Written request: Copy all the items below line for line without changing a character, and leave the pictures out of your copy.

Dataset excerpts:
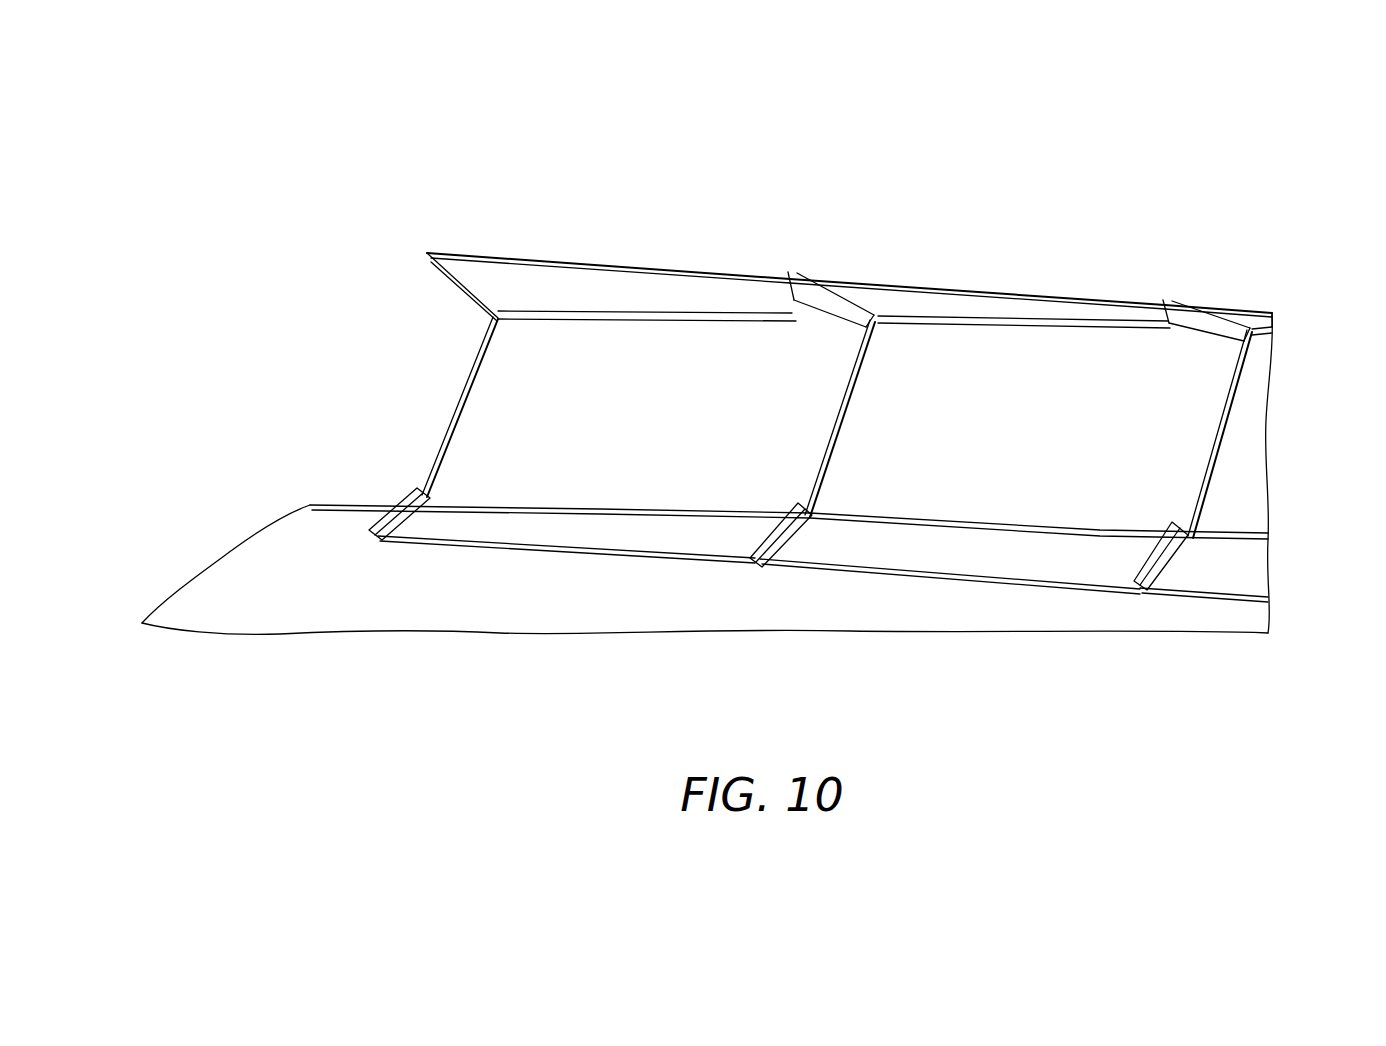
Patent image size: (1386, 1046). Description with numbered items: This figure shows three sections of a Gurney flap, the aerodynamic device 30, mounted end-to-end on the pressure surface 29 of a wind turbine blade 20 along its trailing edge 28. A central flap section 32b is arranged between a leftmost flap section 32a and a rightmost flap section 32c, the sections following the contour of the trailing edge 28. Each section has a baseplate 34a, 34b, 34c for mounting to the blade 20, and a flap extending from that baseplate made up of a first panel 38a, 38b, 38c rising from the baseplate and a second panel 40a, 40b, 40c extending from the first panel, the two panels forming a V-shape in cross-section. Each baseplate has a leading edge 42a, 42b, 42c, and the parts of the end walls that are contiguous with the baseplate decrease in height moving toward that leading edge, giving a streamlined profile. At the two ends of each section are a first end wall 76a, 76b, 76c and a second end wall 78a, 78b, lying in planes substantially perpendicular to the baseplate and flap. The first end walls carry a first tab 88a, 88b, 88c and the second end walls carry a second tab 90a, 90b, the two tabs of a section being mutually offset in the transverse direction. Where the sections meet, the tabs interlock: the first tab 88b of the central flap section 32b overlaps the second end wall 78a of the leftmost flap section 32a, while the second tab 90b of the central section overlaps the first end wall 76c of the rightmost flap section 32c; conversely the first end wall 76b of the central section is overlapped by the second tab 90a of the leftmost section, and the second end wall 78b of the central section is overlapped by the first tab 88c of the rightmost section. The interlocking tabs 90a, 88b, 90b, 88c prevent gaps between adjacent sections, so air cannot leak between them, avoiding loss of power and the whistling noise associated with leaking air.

The wind turbine blade 20 is at (707, 518).
The trailing edge 28 is at (333, 502).
The pressure surface 29 is at (262, 552).
The aerodynamic device 30 is at (738, 166).
The leftmost flap section 32a is at (645, 215).
The central flap section 32b is at (977, 236).
The rightmost flap section 32c is at (1244, 254).
The baseplate 34a is at (548, 528).
The baseplate 34b is at (952, 550).
The baseplate 34c is at (1242, 556).
The first panel 38a is at (650, 407).
The first panel 38b is at (1035, 418).
The first panel 38c is at (1262, 460).
The second panel 40a is at (505, 274).
The second panel 40b is at (893, 292).
The second panel 40c is at (1268, 312).
The leading edge 42a is at (597, 560).
The leading edge 42b is at (880, 572).
The leading edge 42c is at (1212, 597).
The first end wall 76a is at (463, 393).
The first end wall 76b is at (862, 368).
The first end wall 76c is at (1238, 382).
The second end wall 78a is at (791, 275).
The second end wall 78b is at (1165, 302).
The first tab 88a is at (420, 490).
The first tab 88b is at (798, 508).
The first tab 88c is at (1172, 530).
The second tab 90a is at (822, 442).
The second tab 90b is at (1205, 450).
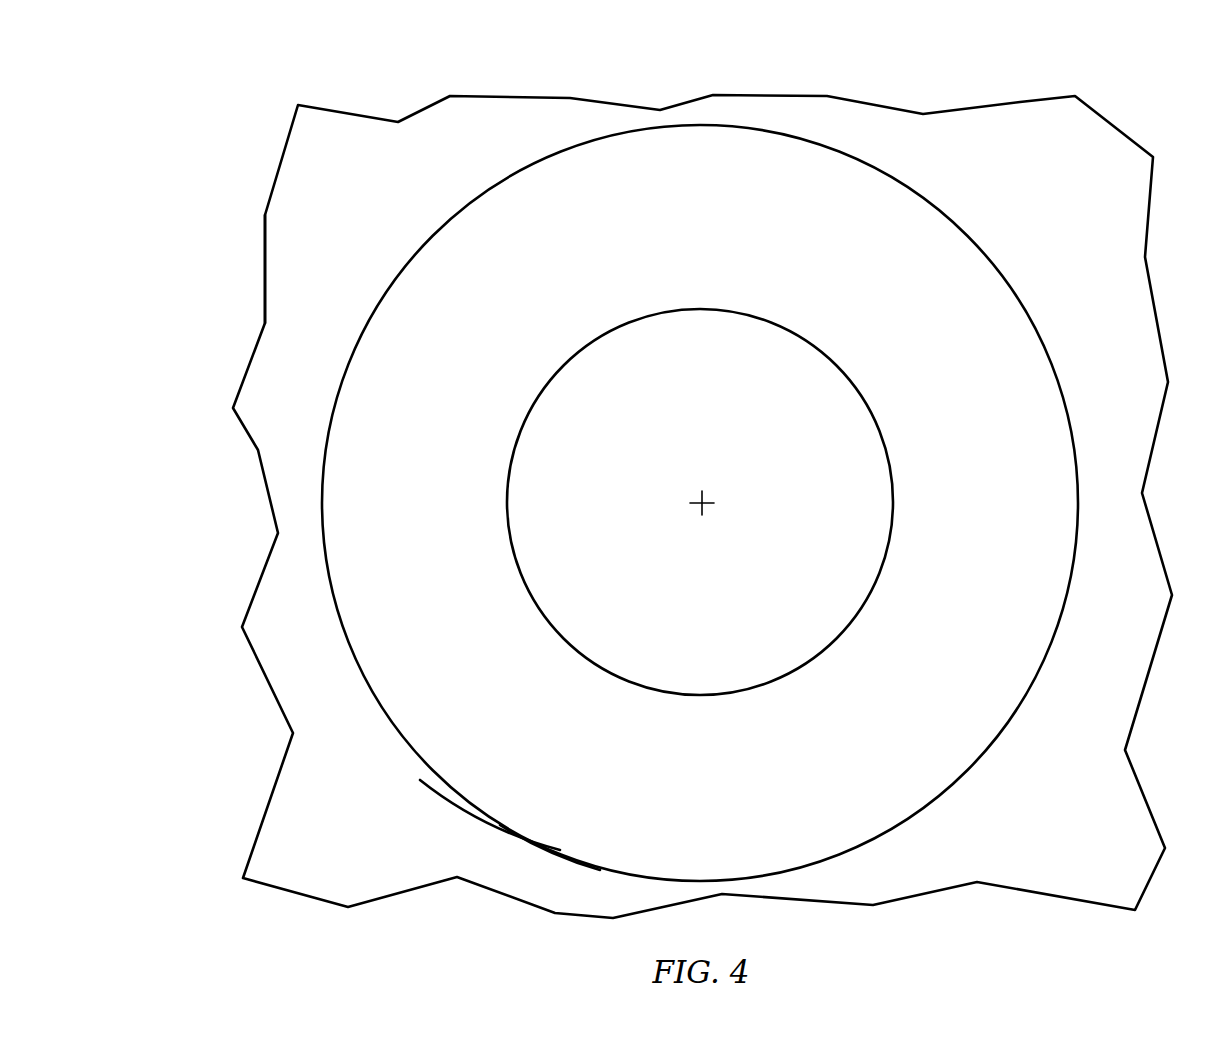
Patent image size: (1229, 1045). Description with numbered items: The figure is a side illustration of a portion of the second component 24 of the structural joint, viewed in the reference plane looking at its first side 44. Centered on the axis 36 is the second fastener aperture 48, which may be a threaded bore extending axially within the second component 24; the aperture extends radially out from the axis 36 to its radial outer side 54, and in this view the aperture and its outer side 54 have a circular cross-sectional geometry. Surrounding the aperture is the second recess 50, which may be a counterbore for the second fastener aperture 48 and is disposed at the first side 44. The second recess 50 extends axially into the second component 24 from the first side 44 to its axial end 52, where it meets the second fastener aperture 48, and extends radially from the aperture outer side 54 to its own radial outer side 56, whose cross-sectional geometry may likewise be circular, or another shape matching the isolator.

The second component 24 is at (1150, 131).
The first side 44 is at (288, 225).
The second fastener aperture 48 is at (718, 450).
The axis 36 is at (707, 508).
The second recess 50 is at (357, 595).
The axial end 52 is at (503, 786).
The radial outer side 54 is at (625, 683).
The radial outer side 56 is at (517, 831).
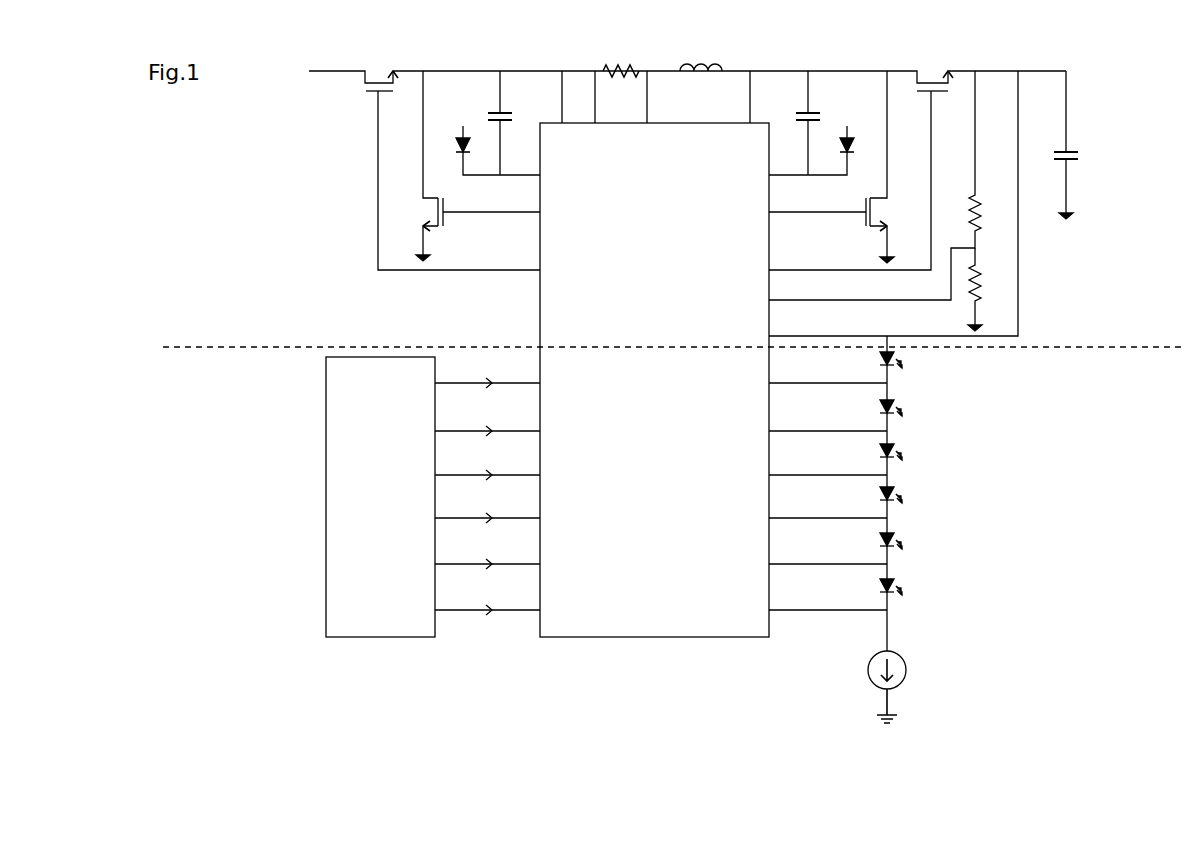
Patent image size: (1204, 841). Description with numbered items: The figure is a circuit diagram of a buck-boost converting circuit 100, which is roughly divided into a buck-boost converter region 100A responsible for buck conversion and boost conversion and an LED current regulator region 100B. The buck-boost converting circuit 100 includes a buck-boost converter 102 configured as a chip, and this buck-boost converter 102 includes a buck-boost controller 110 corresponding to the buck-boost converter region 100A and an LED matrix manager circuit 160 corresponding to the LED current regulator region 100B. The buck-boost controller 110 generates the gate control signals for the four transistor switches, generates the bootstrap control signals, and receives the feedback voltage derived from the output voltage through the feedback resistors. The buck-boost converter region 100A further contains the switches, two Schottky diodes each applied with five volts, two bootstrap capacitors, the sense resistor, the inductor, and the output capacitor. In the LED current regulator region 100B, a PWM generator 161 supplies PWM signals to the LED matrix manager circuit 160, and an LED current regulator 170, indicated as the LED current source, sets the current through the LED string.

The buck-boost converting circuit 100 is at (1176, 104).
The buck-boost converter region 100A is at (205, 312).
The LED current regulator region 100B is at (205, 472).
The buck-boost converter 102 is at (540, 320).
The buck-boost controller 110 is at (654, 380).
The LED matrix manager circuit 160 is at (727, 493).
The pulse width modulation (PWM) generator 161 is at (433, 497).
The LED current regulator 170 is at (913, 665).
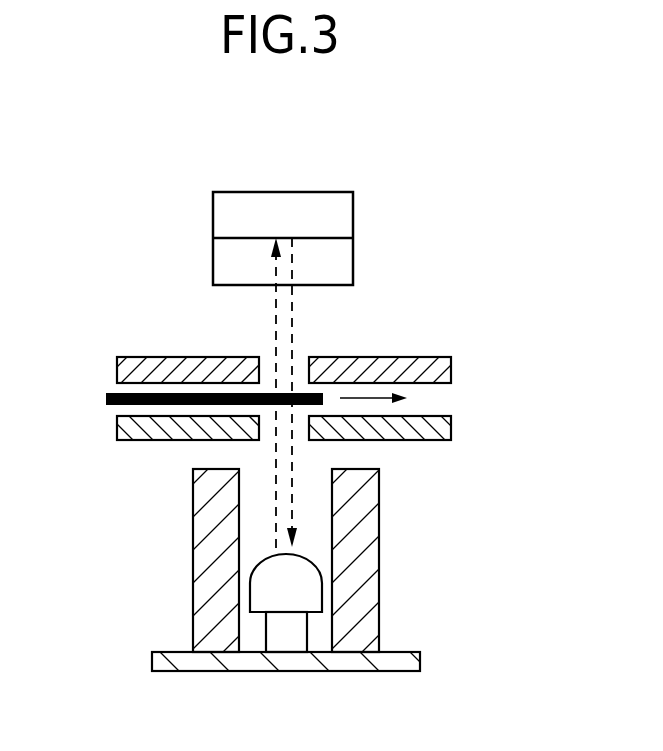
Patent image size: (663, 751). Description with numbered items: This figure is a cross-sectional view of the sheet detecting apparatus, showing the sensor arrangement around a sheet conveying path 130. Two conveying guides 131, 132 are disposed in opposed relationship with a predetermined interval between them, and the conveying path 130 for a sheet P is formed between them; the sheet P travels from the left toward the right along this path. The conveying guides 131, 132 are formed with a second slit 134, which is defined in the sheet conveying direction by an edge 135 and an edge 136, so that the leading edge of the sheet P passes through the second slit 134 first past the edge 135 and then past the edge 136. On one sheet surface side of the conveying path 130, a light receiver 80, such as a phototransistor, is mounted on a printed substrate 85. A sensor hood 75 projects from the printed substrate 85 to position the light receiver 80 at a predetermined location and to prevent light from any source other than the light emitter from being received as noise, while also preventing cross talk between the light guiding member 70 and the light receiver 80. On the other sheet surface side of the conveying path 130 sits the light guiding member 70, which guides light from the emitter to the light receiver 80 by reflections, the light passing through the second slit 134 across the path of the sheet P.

The light guiding member 70 is at (278, 200).
The sensor hood 75 is at (193, 578).
The light receiver 80 is at (295, 626).
The printed substrate 85 is at (152, 661).
The sheet conveying path 130 is at (115, 385).
The conveying guide 131 is at (452, 366).
The conveying guide 132 is at (452, 427).
The second slit 134 is at (301, 358).
The edge 135 is at (256, 356).
The edge 136 is at (308, 360).
The sheet P is at (107, 398).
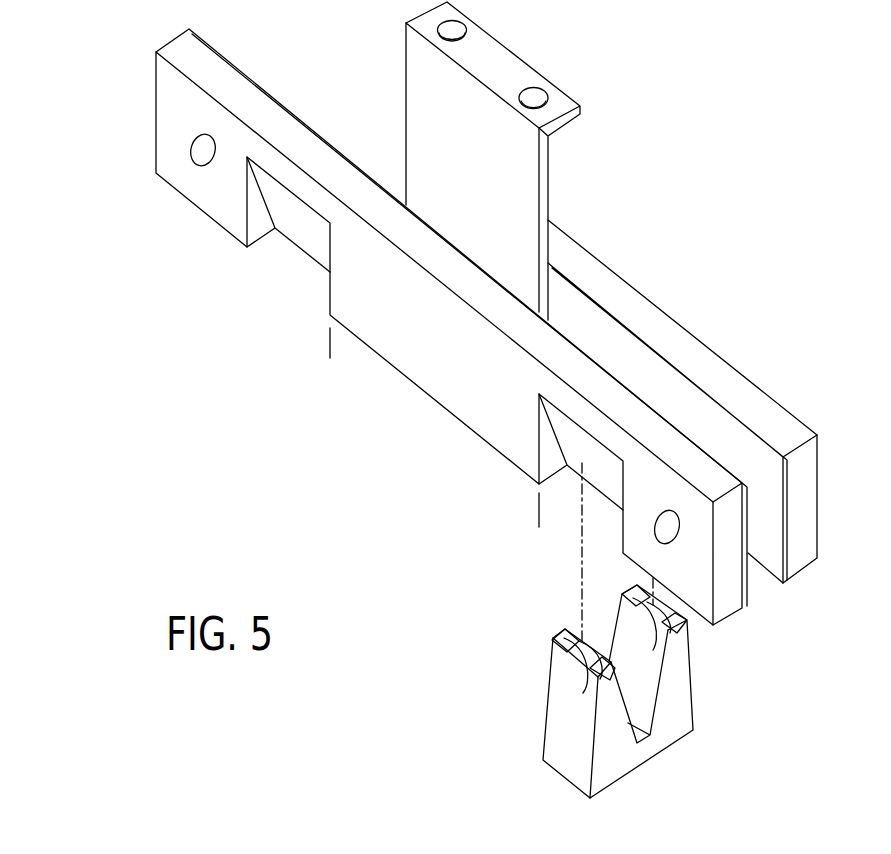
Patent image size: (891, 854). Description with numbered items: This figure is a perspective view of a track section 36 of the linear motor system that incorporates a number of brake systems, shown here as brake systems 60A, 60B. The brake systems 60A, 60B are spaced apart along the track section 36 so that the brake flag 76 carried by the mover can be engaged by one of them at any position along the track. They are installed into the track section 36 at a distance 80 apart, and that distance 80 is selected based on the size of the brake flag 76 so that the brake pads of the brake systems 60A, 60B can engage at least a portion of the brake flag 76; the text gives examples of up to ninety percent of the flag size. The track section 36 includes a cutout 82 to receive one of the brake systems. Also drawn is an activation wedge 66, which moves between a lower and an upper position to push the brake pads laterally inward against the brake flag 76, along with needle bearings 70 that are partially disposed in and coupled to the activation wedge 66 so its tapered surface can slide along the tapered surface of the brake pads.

Answer below:
Patent image size: (1386, 1046). Description with numbered items: This figure shows three sections of a Gurney flap, the aerodynamic device 30, mounted end-to-end on the pressure surface 29 of a wind turbine blade 20 along its trailing edge 28. A central flap section 32b is arranged between a leftmost flap section 32a and a rightmost flap section 32c, the sections following the contour of the trailing edge 28. Each section has a baseplate 34a, 34b, 34c for mounting to the blade 20, and a flap extending from that baseplate made up of a first panel 38a, 38b, 38c rising from the baseplate and a second panel 40a, 40b, 40c extending from the first panel, the two panels forming a V-shape in cross-section. Each baseplate has a leading edge 42a, 42b, 42c, and the parts of the end walls that are contiguous with the baseplate decrease in height moving toward that leading edge, giving a streamlined profile. At the two ends of each section are a first end wall 76a, 76b, 76c and a second end wall 78a, 78b, lying in planes substantially perpendicular to the baseplate and flap. The first end walls carry a first tab 88a, 88b, 88c and the second end walls carry a second tab 90a, 90b, the two tabs of a section being mutually offset in the transverse direction. Where the sections meet, the tabs interlock: the first tab 88b of the central flap section 32b overlaps the second end wall 78a of the leftmost flap section 32a, while the second tab 90b of the central section overlaps the first end wall 76c of the rightmost flap section 32c; conversely the first end wall 76b of the central section is overlapped by the second tab 90a of the leftmost section, and the second end wall 78b of the central section is overlapped by the first tab 88c of the rightmost section. The interlocking tabs 90a, 88b, 90b, 88c prevent gaps between adjacent sections, so air cannot leak between them, avoiding loss of power and the whistling noise associated with leaking air.

The wind turbine blade 20 is at (707, 518).
The trailing edge 28 is at (333, 502).
The pressure surface 29 is at (262, 552).
The aerodynamic device 30 is at (738, 166).
The leftmost flap section 32a is at (645, 215).
The central flap section 32b is at (977, 236).
The rightmost flap section 32c is at (1244, 254).
The baseplate 34a is at (548, 528).
The baseplate 34b is at (952, 550).
The baseplate 34c is at (1242, 556).
The first panel 38a is at (650, 407).
The first panel 38b is at (1035, 418).
The first panel 38c is at (1262, 460).
The second panel 40a is at (505, 274).
The second panel 40b is at (893, 292).
The second panel 40c is at (1268, 312).
The leading edge 42a is at (597, 560).
The leading edge 42b is at (880, 572).
The leading edge 42c is at (1212, 597).
The first end wall 76a is at (463, 393).
The first end wall 76b is at (862, 368).
The first end wall 76c is at (1238, 382).
The second end wall 78a is at (791, 275).
The second end wall 78b is at (1165, 302).
The first tab 88a is at (420, 490).
The first tab 88b is at (798, 508).
The first tab 88c is at (1172, 530).
The second tab 90a is at (822, 442).
The second tab 90b is at (1205, 450).
Patent image size: (1229, 1045). Description with numbered items: The figure is a side illustration of a portion of the second component 24 of the structural joint, viewed in the reference plane looking at its first side 44. Centered on the axis 36 is the second fastener aperture 48, which may be a threaded bore extending axially within the second component 24; the aperture extends radially out from the axis 36 to its radial outer side 54, and in this view the aperture and its outer side 54 have a circular cross-sectional geometry. Surrounding the aperture is the second recess 50, which may be a counterbore for the second fastener aperture 48 and is disposed at the first side 44. The second recess 50 extends axially into the second component 24 from the first side 44 to its axial end 52, where it meets the second fastener aperture 48, and extends radially from the aperture outer side 54 to its own radial outer side 56, whose cross-sectional geometry may likewise be circular, or another shape matching the isolator.

The second component 24 is at (1150, 131).
The first side 44 is at (288, 225).
The second fastener aperture 48 is at (718, 450).
The axis 36 is at (707, 508).
The second recess 50 is at (357, 595).
The axial end 52 is at (503, 786).
The radial outer side 54 is at (625, 683).
The radial outer side 56 is at (517, 831).
Patent image size: (1204, 841). Description with numbered items: The figure is a circuit diagram of a buck-boost converting circuit 100, which is roughly divided into a buck-boost converter region 100A responsible for buck conversion and boost conversion and an LED current regulator region 100B. The buck-boost converting circuit 100 includes a buck-boost converter 102 configured as a chip, and this buck-boost converter 102 includes a buck-boost controller 110 corresponding to the buck-boost converter region 100A and an LED matrix manager circuit 160 corresponding to the LED current regulator region 100B. The buck-boost controller 110 generates the gate control signals for the four transistor switches, generates the bootstrap control signals, and receives the feedback voltage derived from the output voltage through the feedback resistors. The buck-boost converter region 100A further contains the switches, two Schottky diodes each applied with five volts, two bootstrap capacitors, the sense resistor, the inductor, and the output capacitor. In the LED current regulator region 100B, a PWM generator 161 supplies PWM signals to the LED matrix manager circuit 160, and an LED current regulator 170, indicated as the LED current source, sets the current through the LED string.

The buck-boost converting circuit 100 is at (1176, 104).
The buck-boost converter region 100A is at (205, 312).
The LED current regulator region 100B is at (205, 472).
The buck-boost converter 102 is at (540, 320).
The buck-boost controller 110 is at (654, 380).
The LED matrix manager circuit 160 is at (727, 493).
The pulse width modulation (PWM) generator 161 is at (433, 497).
The LED current regulator 170 is at (913, 665).
Patent image size: (663, 751). Description with numbered items: This figure is a cross-sectional view of the sheet detecting apparatus, showing the sensor arrangement around a sheet conveying path 130. Two conveying guides 131, 132 are disposed in opposed relationship with a predetermined interval between them, and the conveying path 130 for a sheet P is formed between them; the sheet P travels from the left toward the right along this path. The conveying guides 131, 132 are formed with a second slit 134, which is defined in the sheet conveying direction by an edge 135 and an edge 136, so that the leading edge of the sheet P passes through the second slit 134 first past the edge 135 and then past the edge 136. On one sheet surface side of the conveying path 130, a light receiver 80, such as a phototransistor, is mounted on a printed substrate 85. A sensor hood 75 projects from the printed substrate 85 to position the light receiver 80 at a predetermined location and to prevent light from any source other than the light emitter from being received as noise, while also preventing cross talk between the light guiding member 70 and the light receiver 80. On the other sheet surface side of the conveying path 130 sits the light guiding member 70, which guides light from the emitter to the light receiver 80 by reflections, the light passing through the second slit 134 across the path of the sheet P.

The light guiding member 70 is at (278, 200).
The sensor hood 75 is at (193, 578).
The light receiver 80 is at (295, 626).
The printed substrate 85 is at (152, 661).
The sheet conveying path 130 is at (115, 385).
The conveying guide 131 is at (452, 366).
The conveying guide 132 is at (452, 427).
The second slit 134 is at (301, 358).
The edge 135 is at (256, 356).
The edge 136 is at (308, 360).
The sheet P is at (107, 398).
Patent image size: (891, 854). Description with numbered items: This figure is a perspective view of a track section 36 of the linear motor system that incorporates a number of brake systems, shown here as brake systems 60A, 60B. The brake systems 60A, 60B are spaced apart along the track section 36 so that the brake flag 76 carried by the mover can be engaged by one of them at any position along the track. They are installed into the track section 36 at a distance 80 apart, and that distance 80 is selected based on the size of the brake flag 76 so that the brake pads of the brake systems 60A, 60B can engage at least a portion of the brake flag 76; the text gives examples of up to ninety percent of the flag size. The track section 36 includes a cutout 82 to receive one of the brake systems. Also drawn is an activation wedge 66, which moves between a lower and an upper position to push the brake pads laterally inward against the brake flag 76, along with needle bearings 70 that are partially disposed in and coupled to the activation wedge 66 so its tapered surface can slide along the tapered surface of the brake pads.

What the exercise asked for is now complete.